Return only the lines starting at the line that contains "Read this page and output its text content." and ending with the final line of the listing; include both endpoints.
===== Data listing =====
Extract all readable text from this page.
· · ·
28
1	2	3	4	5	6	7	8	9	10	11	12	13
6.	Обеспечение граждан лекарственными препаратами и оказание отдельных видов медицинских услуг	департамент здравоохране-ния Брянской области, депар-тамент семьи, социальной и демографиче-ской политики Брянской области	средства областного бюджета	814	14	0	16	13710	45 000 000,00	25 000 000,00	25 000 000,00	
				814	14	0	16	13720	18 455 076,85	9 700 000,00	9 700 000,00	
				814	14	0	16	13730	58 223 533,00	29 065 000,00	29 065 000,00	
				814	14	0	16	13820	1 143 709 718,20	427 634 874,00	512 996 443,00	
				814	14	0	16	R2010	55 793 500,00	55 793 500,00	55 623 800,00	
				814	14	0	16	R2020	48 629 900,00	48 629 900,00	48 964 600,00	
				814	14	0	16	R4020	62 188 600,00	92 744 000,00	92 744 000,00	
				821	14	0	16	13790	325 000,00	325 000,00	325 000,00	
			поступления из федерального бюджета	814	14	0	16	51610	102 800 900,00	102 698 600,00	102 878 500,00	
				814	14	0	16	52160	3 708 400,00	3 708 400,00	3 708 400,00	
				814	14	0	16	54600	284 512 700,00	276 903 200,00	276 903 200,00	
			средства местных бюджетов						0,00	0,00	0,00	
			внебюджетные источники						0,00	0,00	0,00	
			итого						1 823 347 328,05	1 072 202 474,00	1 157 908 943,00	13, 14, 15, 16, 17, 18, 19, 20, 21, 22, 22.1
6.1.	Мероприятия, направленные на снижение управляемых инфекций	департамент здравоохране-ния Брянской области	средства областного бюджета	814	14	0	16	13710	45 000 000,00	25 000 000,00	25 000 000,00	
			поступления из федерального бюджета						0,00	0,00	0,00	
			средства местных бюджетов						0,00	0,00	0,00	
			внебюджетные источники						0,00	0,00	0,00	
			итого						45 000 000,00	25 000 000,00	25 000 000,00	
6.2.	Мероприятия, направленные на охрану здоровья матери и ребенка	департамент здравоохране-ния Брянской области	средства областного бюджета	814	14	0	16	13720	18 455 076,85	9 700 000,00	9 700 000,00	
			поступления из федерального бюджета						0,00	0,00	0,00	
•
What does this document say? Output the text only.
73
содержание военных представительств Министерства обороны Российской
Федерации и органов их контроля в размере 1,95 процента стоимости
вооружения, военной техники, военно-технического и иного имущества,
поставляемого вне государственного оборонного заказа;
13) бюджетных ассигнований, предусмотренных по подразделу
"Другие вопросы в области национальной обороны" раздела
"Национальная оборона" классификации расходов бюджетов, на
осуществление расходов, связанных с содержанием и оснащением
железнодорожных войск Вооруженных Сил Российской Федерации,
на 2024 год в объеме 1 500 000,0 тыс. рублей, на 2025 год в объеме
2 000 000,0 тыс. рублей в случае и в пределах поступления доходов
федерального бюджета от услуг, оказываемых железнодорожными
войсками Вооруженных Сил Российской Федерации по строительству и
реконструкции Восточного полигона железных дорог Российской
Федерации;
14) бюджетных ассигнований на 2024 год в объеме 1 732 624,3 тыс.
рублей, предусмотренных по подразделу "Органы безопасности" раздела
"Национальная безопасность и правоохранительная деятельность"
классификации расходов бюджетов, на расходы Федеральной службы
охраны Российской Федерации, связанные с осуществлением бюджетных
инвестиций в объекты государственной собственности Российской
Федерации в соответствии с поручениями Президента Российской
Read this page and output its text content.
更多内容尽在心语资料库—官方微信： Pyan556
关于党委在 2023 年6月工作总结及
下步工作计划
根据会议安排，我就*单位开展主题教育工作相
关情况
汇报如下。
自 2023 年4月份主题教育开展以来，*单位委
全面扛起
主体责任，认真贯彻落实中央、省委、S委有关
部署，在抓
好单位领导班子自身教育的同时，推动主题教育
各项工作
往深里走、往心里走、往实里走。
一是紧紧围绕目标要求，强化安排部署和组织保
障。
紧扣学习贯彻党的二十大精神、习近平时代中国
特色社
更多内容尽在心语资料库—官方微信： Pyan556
=====
Task answer:
Read this page and output its text content.
更多内容尽在心语资料库—官方微信： Pyan556
关于党委在 2023 年6月工作总结及
下步工作计划
根据会议安排，我就*单位开展主题教育工作相
关情况
汇报如下。
自 2023 年4月份主题教育开展以来，*单位委
全面扛起
主体责任，认真贯彻落实中央、省委、S委有关
部署，在抓
好单位领导班子自身教育的同时，推动主题教育
各项工作
往深里走、往心里走、往实里走。
一是紧紧围绕目标要求，强化安排部署和组织保
障。
紧扣学习贯彻党的二十大精神、习近平时代中国
特色社
更多内容尽在心语资料库—官方微信： Pyan556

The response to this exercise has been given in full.